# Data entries
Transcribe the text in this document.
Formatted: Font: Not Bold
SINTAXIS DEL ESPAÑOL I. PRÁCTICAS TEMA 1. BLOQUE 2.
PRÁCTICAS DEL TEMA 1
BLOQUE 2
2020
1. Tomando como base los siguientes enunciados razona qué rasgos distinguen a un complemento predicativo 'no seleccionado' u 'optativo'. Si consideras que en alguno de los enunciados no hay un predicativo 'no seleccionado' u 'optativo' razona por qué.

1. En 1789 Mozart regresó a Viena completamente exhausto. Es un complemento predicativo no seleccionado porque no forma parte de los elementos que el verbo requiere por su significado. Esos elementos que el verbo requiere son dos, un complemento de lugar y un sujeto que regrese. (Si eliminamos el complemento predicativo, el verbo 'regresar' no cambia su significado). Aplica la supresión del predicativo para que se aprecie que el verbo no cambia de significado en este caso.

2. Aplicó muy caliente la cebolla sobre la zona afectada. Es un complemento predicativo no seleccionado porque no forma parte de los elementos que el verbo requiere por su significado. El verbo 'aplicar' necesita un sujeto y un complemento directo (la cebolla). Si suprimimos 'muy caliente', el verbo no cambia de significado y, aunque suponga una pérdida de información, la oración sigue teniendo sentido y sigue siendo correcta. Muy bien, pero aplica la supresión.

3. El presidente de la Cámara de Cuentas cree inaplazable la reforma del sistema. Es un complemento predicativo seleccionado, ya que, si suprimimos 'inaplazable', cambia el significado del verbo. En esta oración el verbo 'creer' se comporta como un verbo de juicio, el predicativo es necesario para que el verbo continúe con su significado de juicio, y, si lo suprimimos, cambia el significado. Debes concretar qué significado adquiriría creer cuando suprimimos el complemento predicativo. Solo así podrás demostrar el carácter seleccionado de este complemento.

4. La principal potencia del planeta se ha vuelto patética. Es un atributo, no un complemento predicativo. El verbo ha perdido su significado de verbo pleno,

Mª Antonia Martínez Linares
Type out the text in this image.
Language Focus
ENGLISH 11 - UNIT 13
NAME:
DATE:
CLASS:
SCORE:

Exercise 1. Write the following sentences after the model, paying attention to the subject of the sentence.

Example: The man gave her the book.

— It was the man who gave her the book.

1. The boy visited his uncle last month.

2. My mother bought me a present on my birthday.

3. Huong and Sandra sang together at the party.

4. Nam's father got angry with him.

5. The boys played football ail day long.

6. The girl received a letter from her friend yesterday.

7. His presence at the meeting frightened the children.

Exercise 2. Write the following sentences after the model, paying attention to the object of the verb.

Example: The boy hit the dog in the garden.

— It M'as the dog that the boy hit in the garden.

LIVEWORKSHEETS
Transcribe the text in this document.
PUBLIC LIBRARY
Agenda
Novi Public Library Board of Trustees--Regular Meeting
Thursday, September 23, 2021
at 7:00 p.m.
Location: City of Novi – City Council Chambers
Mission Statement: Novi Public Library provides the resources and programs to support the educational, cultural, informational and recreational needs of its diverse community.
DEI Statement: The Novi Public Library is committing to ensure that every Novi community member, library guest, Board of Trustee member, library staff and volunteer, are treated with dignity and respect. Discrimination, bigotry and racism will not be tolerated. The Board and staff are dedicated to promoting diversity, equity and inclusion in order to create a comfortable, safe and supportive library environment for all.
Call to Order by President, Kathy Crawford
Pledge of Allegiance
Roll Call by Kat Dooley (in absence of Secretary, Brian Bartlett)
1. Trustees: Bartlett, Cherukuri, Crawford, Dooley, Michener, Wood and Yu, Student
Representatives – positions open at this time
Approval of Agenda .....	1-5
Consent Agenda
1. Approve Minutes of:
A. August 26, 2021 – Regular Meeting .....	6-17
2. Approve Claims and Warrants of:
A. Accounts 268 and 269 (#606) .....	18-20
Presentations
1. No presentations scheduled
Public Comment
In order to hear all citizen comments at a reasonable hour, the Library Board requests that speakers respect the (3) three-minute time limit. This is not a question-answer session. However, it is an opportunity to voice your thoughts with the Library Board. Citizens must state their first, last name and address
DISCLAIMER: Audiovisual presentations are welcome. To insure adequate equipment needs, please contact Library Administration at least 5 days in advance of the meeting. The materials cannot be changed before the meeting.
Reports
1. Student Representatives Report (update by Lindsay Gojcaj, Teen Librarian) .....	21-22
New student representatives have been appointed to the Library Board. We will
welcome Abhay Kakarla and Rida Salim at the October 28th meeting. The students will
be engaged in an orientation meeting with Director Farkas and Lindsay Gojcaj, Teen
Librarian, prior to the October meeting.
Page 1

# TASK TO CARRY OUT
Go through the entries above and pull out each line with "Agenda" in it.

# FINAL ANSWER
Agenda
Approval of Agenda .....	1-5
Consent Agenda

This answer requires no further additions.